=== Task prompt ===
Reproduce the material in full, exactly as written.

=== Given data ===
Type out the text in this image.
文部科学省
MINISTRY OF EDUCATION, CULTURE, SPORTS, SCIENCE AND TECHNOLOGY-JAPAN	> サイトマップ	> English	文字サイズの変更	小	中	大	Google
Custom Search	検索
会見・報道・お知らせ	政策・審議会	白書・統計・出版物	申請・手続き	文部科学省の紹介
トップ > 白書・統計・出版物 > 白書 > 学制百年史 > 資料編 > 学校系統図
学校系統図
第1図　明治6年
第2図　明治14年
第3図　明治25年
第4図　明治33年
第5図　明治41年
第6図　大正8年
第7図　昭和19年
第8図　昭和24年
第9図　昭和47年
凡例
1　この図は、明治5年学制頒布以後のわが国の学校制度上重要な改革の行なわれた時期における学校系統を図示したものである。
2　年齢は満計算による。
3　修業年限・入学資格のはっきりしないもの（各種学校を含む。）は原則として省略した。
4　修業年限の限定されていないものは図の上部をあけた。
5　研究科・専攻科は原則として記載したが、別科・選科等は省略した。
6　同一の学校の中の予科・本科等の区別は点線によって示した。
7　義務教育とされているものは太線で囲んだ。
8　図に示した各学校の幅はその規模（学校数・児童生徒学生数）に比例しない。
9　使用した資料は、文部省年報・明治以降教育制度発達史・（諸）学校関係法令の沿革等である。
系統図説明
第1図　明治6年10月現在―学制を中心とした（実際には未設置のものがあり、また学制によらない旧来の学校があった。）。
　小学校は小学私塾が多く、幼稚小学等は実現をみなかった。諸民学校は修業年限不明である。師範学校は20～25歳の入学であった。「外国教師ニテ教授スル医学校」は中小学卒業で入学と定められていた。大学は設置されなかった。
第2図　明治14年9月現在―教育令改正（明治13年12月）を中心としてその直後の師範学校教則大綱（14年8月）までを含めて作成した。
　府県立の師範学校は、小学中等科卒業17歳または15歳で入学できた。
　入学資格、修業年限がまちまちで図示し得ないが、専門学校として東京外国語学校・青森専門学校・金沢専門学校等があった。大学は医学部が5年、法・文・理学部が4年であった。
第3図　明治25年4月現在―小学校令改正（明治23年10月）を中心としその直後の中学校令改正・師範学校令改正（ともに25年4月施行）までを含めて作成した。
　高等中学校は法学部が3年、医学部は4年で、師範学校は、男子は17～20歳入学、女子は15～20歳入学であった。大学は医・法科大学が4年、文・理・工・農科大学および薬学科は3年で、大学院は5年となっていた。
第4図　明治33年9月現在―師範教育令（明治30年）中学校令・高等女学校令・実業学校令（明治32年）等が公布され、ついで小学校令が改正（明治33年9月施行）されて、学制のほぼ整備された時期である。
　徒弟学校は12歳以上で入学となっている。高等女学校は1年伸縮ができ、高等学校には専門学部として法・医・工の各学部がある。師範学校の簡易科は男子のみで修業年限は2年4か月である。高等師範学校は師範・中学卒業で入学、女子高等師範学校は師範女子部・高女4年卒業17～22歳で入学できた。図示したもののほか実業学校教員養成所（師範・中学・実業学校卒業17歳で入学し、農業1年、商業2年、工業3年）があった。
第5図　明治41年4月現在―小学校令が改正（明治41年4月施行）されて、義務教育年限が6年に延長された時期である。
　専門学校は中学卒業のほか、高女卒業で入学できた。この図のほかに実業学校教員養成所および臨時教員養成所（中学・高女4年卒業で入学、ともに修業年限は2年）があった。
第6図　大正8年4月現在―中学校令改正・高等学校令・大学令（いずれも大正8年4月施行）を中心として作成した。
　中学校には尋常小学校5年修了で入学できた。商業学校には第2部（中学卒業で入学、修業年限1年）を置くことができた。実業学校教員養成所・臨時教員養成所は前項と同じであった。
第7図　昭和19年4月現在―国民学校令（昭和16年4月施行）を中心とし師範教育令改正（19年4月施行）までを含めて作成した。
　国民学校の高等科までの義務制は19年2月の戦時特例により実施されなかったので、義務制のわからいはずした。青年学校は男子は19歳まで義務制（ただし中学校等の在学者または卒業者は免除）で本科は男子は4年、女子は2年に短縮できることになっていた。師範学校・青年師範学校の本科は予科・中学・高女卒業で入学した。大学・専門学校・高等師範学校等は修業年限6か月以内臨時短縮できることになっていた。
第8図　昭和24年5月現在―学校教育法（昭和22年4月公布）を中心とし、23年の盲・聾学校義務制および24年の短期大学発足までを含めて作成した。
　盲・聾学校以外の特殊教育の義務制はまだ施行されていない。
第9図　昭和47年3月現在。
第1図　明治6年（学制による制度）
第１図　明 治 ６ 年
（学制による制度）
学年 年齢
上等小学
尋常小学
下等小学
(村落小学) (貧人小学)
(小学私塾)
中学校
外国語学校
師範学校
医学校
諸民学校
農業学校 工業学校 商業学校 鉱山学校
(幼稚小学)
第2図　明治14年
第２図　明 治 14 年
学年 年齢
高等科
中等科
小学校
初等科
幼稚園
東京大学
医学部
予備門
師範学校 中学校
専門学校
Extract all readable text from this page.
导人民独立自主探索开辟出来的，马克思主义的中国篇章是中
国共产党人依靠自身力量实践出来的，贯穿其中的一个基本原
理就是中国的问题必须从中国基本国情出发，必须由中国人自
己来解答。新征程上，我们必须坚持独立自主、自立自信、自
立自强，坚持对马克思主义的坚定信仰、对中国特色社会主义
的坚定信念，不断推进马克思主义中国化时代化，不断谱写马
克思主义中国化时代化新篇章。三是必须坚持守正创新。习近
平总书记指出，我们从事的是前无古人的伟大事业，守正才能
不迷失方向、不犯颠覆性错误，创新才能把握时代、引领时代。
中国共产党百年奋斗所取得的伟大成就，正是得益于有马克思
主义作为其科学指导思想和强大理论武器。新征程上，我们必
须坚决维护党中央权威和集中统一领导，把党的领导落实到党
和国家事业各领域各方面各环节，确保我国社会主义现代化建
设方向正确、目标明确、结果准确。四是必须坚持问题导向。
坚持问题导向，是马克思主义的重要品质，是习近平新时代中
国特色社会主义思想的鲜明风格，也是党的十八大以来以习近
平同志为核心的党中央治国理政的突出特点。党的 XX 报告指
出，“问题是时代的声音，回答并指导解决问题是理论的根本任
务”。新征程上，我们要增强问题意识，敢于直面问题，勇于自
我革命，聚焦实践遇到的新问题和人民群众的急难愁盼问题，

=== Complete output ===
Type out the text in this image.
文部科学省
MINISTRY OF EDUCATION, CULTURE, SPORTS, SCIENCE AND TECHNOLOGY-JAPAN	> サイトマップ	> English	文字サイズの変更	小	中	大	Google
Custom Search	検索
会見・報道・お知らせ	政策・審議会	白書・統計・出版物	申請・手続き	文部科学省の紹介
トップ > 白書・統計・出版物 > 白書 > 学制百年史 > 資料編 > 学校系統図
学校系統図
第1図　明治6年
第2図　明治14年
第3図　明治25年
第4図　明治33年
第5図　明治41年
第6図　大正8年
第7図　昭和19年
第8図　昭和24年
第9図　昭和47年
凡例
1　この図は、明治5年学制頒布以後のわが国の学校制度上重要な改革の行なわれた時期における学校系統を図示したものである。
2　年齢は満計算による。
3　修業年限・入学資格のはっきりしないもの（各種学校を含む。）は原則として省略した。
4　修業年限の限定されていないものは図の上部をあけた。
5　研究科・専攻科は原則として記載したが、別科・選科等は省略した。
6　同一の学校の中の予科・本科等の区別は点線によって示した。
7　義務教育とされているものは太線で囲んだ。
8　図に示した各学校の幅はその規模（学校数・児童生徒学生数）に比例しない。
9　使用した資料は、文部省年報・明治以降教育制度発達史・（諸）学校関係法令の沿革等である。
系統図説明
第1図　明治6年10月現在―学制を中心とした（実際には未設置のものがあり、また学制によらない旧来の学校があった。）。
　小学校は小学私塾が多く、幼稚小学等は実現をみなかった。諸民学校は修業年限不明である。師範学校は20～25歳の入学であった。「外国教師ニテ教授スル医学校」は中小学卒業で入学と定められていた。大学は設置されなかった。
第2図　明治14年9月現在―教育令改正（明治13年12月）を中心としてその直後の師範学校教則大綱（14年8月）までを含めて作成した。
　府県立の師範学校は、小学中等科卒業17歳または15歳で入学できた。
　入学資格、修業年限がまちまちで図示し得ないが、専門学校として東京外国語学校・青森専門学校・金沢専門学校等があった。大学は医学部が5年、法・文・理学部が4年であった。
第3図　明治25年4月現在―小学校令改正（明治23年10月）を中心としその直後の中学校令改正・師範学校令改正（ともに25年4月施行）までを含めて作成した。
　高等中学校は法学部が3年、医学部は4年で、師範学校は、男子は17～20歳入学、女子は15～20歳入学であった。大学は医・法科大学が4年、文・理・工・農科大学および薬学科は3年で、大学院は5年となっていた。
第4図　明治33年9月現在―師範教育令（明治30年）中学校令・高等女学校令・実業学校令（明治32年）等が公布され、ついで小学校令が改正（明治33年9月施行）されて、学制のほぼ整備された時期である。
　徒弟学校は12歳以上で入学となっている。高等女学校は1年伸縮ができ、高等学校には専門学部として法・医・工の各学部がある。師範学校の簡易科は男子のみで修業年限は2年4か月である。高等師範学校は師範・中学卒業で入学、女子高等師範学校は師範女子部・高女4年卒業17～22歳で入学できた。図示したもののほか実業学校教員養成所（師範・中学・実業学校卒業17歳で入学し、農業1年、商業2年、工業3年）があった。
第5図　明治41年4月現在―小学校令が改正（明治41年4月施行）されて、義務教育年限が6年に延長された時期である。
　専門学校は中学卒業のほか、高女卒業で入学できた。この図のほかに実業学校教員養成所および臨時教員養成所（中学・高女4年卒業で入学、ともに修業年限は2年）があった。
第6図　大正8年4月現在―中学校令改正・高等学校令・大学令（いずれも大正8年4月施行）を中心として作成した。
　中学校には尋常小学校5年修了で入学できた。商業学校には第2部（中学卒業で入学、修業年限1年）を置くことができた。実業学校教員養成所・臨時教員養成所は前項と同じであった。
第7図　昭和19年4月現在―国民学校令（昭和16年4月施行）を中心とし師範教育令改正（19年4月施行）までを含めて作成した。
　国民学校の高等科までの義務制は19年2月の戦時特例により実施されなかったので、義務制のわからいはずした。青年学校は男子は19歳まで義務制（ただし中学校等の在学者または卒業者は免除）で本科は男子は4年、女子は2年に短縮できることになっていた。師範学校・青年師範学校の本科は予科・中学・高女卒業で入学した。大学・専門学校・高等師範学校等は修業年限6か月以内臨時短縮できることになっていた。
第8図　昭和24年5月現在―学校教育法（昭和22年4月公布）を中心とし、23年の盲・聾学校義務制および24年の短期大学発足までを含めて作成した。
　盲・聾学校以外の特殊教育の義務制はまだ施行されていない。
第9図　昭和47年3月現在。
第1図　明治6年（学制による制度）
第１図　明 治 ６ 年
（学制による制度）
学年 年齢
上等小学
尋常小学
下等小学
(村落小学) (貧人小学)
(小学私塾)
中学校
外国語学校
師範学校
医学校
諸民学校
農業学校 工業学校 商業学校 鉱山学校
(幼稚小学)
第2図　明治14年
第２図　明 治 14 年
学年 年齢
高等科
中等科
小学校
初等科
幼稚園
東京大学
医学部
予備門
師範学校 中学校
専門学校
Extract all readable text from this page.
导人民独立自主探索开辟出来的，马克思主义的中国篇章是中
国共产党人依靠自身力量实践出来的，贯穿其中的一个基本原
理就是中国的问题必须从中国基本国情出发，必须由中国人自
己来解答。新征程上，我们必须坚持独立自主、自立自信、自
立自强，坚持对马克思主义的坚定信仰、对中国特色社会主义
的坚定信念，不断推进马克思主义中国化时代化，不断谱写马
克思主义中国化时代化新篇章。三是必须坚持守正创新。习近
平总书记指出，我们从事的是前无古人的伟大事业，守正才能
不迷失方向、不犯颠覆性错误，创新才能把握时代、引领时代。
中国共产党百年奋斗所取得的伟大成就，正是得益于有马克思
主义作为其科学指导思想和强大理论武器。新征程上，我们必
须坚决维护党中央权威和集中统一领导，把党的领导落实到党
和国家事业各领域各方面各环节，确保我国社会主义现代化建
设方向正确、目标明确、结果准确。四是必须坚持问题导向。
坚持问题导向，是马克思主义的重要品质，是习近平新时代中
国特色社会主义思想的鲜明风格，也是党的十八大以来以习近
平同志为核心的党中央治国理政的突出特点。党的 XX 报告指
出，“问题是时代的声音，回答并指导解决问题是理论的根本任
务”。新征程上，我们要增强问题意识，敢于直面问题，勇于自
我革命，聚焦实践遇到的新问题和人民群众的急难愁盼问题，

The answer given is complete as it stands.